━━━ Stored rows

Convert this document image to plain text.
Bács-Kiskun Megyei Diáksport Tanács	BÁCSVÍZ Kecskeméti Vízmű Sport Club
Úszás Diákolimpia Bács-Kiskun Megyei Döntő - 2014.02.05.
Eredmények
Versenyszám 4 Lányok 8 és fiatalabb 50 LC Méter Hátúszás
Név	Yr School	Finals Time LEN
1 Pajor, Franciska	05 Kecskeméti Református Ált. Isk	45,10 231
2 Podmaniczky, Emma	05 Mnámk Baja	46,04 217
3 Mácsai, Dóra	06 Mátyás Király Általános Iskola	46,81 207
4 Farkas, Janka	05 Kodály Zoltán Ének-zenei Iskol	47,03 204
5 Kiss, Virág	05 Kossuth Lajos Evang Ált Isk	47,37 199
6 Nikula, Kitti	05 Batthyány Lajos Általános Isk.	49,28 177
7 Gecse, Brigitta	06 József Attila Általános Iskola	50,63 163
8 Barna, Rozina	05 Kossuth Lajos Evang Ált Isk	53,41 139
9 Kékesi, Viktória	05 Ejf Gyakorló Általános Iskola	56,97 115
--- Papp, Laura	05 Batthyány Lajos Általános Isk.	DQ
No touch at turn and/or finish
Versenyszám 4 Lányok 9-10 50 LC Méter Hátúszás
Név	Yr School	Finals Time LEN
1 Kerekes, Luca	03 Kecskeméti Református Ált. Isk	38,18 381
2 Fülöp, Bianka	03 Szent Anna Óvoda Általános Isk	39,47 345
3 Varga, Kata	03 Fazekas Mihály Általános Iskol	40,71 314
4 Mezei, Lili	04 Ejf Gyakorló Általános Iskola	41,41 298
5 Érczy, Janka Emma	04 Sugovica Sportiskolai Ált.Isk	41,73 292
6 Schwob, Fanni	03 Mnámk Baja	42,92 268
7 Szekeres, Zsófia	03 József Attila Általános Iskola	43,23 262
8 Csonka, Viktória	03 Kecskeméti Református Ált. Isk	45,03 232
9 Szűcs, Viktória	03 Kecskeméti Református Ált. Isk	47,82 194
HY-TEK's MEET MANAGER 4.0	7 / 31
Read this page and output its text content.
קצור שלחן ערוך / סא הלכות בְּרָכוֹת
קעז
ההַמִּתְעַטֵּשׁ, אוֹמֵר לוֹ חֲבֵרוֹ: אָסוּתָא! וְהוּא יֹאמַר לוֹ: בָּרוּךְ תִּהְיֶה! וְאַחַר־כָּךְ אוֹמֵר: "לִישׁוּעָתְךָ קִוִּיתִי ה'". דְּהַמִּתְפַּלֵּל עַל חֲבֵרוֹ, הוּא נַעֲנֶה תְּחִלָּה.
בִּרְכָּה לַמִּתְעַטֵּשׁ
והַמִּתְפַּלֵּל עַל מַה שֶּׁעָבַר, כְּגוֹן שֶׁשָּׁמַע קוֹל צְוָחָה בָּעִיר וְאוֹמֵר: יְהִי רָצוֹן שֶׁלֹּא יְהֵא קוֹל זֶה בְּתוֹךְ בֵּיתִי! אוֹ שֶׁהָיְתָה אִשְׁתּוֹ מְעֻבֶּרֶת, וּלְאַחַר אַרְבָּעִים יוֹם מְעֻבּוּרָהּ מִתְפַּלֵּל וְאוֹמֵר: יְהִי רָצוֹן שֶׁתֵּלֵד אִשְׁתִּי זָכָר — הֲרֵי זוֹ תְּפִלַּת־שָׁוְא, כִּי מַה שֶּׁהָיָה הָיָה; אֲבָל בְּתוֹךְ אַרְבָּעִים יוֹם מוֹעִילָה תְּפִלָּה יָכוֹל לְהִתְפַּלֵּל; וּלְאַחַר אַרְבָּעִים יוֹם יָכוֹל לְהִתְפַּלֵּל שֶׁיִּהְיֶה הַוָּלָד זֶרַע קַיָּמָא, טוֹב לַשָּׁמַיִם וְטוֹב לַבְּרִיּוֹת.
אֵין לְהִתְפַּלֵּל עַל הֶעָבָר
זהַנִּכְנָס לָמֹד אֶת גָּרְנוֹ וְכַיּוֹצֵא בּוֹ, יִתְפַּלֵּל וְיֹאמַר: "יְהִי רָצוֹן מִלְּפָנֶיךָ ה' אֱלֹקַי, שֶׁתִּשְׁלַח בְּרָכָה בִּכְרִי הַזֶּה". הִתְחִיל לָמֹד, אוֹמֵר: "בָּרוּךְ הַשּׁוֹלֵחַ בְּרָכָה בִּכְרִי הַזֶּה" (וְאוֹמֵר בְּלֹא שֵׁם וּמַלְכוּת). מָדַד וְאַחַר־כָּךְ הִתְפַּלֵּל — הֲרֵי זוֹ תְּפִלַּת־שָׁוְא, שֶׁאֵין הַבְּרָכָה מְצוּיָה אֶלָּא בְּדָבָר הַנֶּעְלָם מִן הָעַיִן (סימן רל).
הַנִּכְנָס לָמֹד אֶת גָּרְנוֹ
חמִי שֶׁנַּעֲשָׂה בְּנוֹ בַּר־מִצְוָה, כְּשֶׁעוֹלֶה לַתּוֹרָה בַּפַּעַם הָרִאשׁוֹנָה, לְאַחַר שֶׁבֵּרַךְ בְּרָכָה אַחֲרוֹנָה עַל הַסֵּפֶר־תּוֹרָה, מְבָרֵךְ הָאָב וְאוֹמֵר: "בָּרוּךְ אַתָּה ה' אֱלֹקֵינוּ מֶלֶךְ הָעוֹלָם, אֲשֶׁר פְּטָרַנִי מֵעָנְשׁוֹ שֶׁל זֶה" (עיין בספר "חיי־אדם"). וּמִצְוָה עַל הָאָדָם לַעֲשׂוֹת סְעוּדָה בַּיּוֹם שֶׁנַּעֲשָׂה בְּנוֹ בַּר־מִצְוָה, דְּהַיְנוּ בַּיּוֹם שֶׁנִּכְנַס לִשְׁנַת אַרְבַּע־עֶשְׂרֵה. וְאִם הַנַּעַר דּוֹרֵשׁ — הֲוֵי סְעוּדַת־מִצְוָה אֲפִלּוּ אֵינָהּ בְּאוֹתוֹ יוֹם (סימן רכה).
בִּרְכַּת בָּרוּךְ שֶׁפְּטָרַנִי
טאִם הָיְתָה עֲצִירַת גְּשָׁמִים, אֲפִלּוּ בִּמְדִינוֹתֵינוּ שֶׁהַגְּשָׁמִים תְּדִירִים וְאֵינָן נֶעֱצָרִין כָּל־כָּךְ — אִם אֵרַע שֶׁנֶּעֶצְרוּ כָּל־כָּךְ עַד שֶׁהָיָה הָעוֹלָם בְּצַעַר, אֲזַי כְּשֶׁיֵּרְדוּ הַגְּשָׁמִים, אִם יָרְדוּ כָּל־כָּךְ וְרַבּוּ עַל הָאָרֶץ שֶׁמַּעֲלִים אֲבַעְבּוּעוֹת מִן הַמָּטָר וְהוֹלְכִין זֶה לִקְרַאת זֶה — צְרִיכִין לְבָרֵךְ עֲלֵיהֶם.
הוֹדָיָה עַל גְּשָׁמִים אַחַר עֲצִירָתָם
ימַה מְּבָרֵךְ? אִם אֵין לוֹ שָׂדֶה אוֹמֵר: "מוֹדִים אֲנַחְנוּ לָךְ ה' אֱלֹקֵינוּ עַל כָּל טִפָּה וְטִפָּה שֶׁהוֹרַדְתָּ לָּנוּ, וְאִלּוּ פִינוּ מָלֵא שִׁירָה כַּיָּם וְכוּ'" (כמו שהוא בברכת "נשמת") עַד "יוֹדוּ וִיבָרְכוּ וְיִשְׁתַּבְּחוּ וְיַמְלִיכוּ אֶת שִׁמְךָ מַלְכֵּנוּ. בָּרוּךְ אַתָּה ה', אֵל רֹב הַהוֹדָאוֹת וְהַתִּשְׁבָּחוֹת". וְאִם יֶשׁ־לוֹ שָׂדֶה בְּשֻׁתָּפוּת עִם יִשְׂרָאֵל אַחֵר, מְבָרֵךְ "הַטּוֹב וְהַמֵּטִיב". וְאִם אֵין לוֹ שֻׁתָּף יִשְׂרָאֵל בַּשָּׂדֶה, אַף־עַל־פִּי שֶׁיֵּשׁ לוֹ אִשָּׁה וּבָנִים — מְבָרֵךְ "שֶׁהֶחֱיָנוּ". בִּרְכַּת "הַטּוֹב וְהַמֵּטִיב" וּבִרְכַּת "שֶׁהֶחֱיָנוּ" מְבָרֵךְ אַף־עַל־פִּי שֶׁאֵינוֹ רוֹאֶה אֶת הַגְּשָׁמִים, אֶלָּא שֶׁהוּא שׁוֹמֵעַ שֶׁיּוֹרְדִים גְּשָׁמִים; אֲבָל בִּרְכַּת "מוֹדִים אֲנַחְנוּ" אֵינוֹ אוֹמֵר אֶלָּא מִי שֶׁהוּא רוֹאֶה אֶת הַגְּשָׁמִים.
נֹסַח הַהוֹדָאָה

━━━━━━

### Given request
Only lines holding the string "Kiskun" are wanted; gather each one from the entries above.

### Output
Bács-Kiskun Megyei Diáksport Tanács	BÁCSVÍZ Kecskeméti Vízmű Sport Club
Úszás Diákolimpia Bács-Kiskun Megyei Döntő - 2014.02.05.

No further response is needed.